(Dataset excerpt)
# # # # # # #
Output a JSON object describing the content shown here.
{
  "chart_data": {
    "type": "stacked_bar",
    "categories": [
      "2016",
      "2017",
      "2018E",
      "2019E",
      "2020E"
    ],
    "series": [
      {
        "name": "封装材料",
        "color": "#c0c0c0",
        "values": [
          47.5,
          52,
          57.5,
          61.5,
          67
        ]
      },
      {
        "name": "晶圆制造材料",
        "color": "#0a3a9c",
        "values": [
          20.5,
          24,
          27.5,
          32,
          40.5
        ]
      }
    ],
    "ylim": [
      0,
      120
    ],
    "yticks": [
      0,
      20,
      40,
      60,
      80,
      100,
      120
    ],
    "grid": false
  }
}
# # # # # # #
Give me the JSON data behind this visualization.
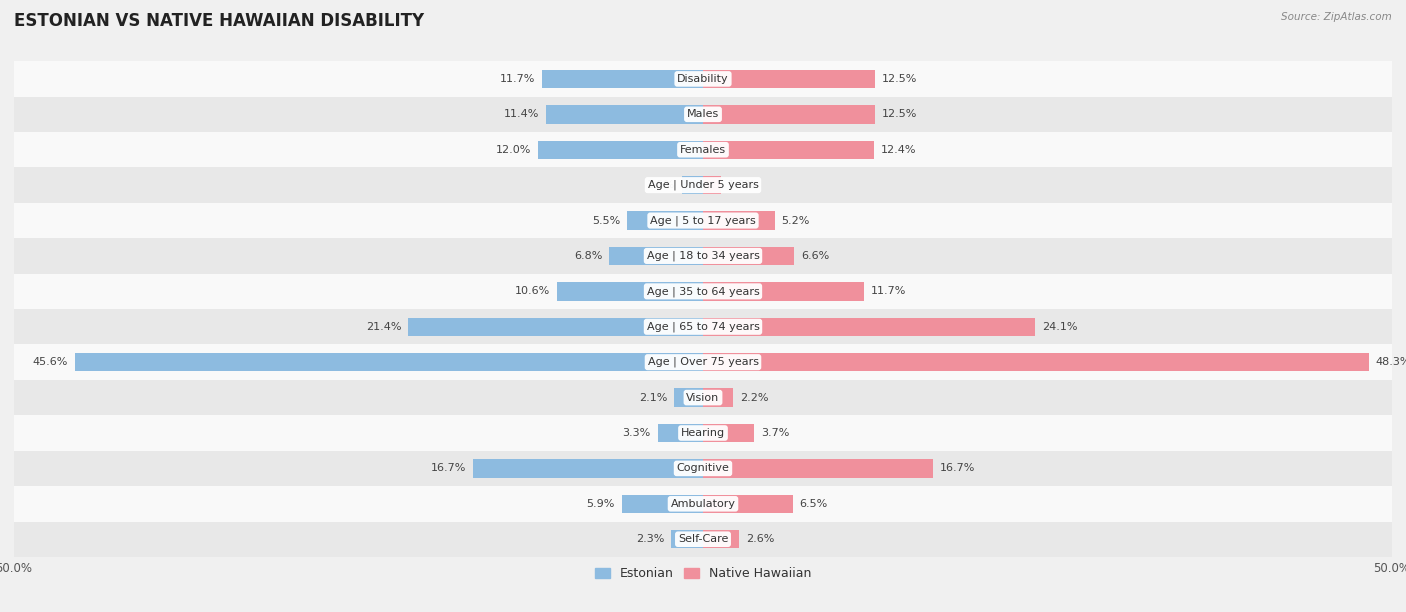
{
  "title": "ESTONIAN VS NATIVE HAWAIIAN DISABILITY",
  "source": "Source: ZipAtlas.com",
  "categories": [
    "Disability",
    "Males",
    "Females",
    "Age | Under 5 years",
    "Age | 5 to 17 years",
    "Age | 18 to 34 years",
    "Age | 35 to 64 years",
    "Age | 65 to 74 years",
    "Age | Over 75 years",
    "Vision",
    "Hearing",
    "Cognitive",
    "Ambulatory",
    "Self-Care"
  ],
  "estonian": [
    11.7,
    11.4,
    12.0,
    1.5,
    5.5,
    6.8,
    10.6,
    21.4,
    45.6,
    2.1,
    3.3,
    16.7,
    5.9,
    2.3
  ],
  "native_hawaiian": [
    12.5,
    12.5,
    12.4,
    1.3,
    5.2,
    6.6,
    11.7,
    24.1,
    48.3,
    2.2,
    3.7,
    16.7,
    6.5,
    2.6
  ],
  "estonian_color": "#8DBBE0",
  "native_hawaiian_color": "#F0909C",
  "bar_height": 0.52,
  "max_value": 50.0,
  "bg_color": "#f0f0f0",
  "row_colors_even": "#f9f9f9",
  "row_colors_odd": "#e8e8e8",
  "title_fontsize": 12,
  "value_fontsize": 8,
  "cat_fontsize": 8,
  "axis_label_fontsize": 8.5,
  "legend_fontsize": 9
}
# # # # # # #
• _The task_
Give only the number of lines above that hold the string "JSON".

• _Reply to the task_
2